__Source material__.

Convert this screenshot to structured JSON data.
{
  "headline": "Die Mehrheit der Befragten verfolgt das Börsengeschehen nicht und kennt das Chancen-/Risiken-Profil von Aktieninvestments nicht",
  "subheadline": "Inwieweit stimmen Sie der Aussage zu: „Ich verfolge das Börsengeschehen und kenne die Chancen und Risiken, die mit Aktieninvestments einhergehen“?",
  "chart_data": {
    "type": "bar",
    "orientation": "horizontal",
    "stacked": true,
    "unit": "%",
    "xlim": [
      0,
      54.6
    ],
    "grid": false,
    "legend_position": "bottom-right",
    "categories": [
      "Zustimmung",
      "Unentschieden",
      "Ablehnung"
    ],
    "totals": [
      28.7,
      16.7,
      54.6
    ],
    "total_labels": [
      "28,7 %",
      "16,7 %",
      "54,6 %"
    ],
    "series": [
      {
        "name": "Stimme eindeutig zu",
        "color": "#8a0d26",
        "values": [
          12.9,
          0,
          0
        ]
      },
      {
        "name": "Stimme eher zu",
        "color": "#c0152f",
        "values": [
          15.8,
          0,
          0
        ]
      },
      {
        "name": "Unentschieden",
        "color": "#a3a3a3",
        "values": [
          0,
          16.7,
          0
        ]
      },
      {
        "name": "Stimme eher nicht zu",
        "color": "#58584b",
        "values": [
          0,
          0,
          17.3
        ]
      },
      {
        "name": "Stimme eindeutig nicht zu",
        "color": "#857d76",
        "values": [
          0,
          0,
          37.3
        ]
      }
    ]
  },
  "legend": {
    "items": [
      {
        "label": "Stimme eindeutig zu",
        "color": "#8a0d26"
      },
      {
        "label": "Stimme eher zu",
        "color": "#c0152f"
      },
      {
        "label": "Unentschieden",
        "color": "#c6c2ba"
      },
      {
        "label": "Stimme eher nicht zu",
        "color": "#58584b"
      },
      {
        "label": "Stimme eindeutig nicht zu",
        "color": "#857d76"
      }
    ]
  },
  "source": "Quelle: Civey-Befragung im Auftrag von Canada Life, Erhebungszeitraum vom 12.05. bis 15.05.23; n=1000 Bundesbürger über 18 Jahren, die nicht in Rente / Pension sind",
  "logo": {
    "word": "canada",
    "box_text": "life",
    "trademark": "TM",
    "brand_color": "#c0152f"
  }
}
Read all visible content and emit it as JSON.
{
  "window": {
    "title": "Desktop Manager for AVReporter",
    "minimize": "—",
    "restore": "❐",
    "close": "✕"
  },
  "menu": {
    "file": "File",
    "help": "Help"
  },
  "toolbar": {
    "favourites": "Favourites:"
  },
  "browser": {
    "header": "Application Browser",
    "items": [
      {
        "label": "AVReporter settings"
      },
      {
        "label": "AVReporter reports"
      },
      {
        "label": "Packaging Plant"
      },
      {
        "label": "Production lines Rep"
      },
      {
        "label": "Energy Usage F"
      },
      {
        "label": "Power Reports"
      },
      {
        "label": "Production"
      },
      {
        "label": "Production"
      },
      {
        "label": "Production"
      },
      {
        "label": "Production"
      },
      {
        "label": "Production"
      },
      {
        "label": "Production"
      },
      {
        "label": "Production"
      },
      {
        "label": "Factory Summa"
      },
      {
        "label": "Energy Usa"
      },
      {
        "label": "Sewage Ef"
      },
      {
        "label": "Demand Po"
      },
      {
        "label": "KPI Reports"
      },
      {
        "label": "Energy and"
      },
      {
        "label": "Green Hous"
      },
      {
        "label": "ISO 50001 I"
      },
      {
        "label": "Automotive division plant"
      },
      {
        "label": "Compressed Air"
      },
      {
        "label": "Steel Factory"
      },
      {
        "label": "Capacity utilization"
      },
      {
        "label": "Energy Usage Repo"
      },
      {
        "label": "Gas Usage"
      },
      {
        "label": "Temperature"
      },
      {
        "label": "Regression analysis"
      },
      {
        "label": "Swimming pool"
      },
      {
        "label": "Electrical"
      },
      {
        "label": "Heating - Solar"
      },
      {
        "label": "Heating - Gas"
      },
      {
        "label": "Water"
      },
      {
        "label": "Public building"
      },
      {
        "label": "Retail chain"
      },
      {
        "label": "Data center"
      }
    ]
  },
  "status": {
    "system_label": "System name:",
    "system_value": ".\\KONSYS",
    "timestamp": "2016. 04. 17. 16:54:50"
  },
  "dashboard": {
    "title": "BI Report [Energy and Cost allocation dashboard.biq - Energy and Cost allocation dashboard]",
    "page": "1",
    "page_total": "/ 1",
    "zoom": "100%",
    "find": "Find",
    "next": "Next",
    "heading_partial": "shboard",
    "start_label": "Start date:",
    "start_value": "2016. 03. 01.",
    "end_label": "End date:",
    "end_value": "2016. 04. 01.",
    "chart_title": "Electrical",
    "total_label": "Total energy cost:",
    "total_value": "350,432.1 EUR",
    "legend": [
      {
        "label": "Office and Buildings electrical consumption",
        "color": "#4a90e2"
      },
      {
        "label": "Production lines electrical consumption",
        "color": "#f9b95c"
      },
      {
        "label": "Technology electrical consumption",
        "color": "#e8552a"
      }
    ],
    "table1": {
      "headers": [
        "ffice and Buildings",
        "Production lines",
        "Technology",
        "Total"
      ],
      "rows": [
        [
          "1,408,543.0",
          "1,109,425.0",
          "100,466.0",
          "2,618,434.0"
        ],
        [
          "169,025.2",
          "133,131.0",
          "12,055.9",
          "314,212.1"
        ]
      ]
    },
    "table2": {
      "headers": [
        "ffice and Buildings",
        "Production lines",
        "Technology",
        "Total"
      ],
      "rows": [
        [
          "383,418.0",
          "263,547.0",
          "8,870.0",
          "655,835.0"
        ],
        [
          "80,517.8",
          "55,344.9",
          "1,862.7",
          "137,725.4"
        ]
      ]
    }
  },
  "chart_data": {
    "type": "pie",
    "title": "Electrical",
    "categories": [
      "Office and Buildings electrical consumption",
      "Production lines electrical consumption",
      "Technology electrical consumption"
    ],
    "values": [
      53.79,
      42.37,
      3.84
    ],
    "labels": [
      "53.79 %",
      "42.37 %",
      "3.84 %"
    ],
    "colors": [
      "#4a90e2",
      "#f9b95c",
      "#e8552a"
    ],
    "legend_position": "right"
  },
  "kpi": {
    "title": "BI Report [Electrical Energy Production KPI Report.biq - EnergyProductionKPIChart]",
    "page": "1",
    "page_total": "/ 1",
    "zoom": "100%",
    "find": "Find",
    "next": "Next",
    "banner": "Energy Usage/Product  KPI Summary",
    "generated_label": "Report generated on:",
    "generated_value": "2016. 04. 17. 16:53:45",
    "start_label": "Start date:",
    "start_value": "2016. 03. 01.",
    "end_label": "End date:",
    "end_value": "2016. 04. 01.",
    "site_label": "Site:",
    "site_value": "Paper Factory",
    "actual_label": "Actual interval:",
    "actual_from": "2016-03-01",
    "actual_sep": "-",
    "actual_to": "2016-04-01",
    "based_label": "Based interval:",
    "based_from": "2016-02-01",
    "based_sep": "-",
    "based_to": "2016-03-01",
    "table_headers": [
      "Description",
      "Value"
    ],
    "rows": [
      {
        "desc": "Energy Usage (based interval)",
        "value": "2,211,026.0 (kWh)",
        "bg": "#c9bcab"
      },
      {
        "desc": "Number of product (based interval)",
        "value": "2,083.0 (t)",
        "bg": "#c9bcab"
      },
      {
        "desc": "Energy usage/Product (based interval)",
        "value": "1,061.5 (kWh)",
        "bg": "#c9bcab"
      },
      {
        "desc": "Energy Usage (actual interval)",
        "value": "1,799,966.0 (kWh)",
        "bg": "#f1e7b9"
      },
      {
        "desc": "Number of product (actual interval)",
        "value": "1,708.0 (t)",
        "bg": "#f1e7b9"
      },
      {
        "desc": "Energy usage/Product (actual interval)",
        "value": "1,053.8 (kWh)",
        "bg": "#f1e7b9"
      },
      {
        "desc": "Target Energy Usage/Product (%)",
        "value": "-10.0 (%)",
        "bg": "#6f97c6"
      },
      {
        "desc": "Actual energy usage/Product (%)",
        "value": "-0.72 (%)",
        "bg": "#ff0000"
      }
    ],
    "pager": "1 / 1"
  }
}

__Aim__.
Using the records above, copy every line that has the word "Unentschieden" in it.

__Solution to this task__.
      "Unentschieden",
        "name": "Unentschieden",
        "label": "Unentschieden",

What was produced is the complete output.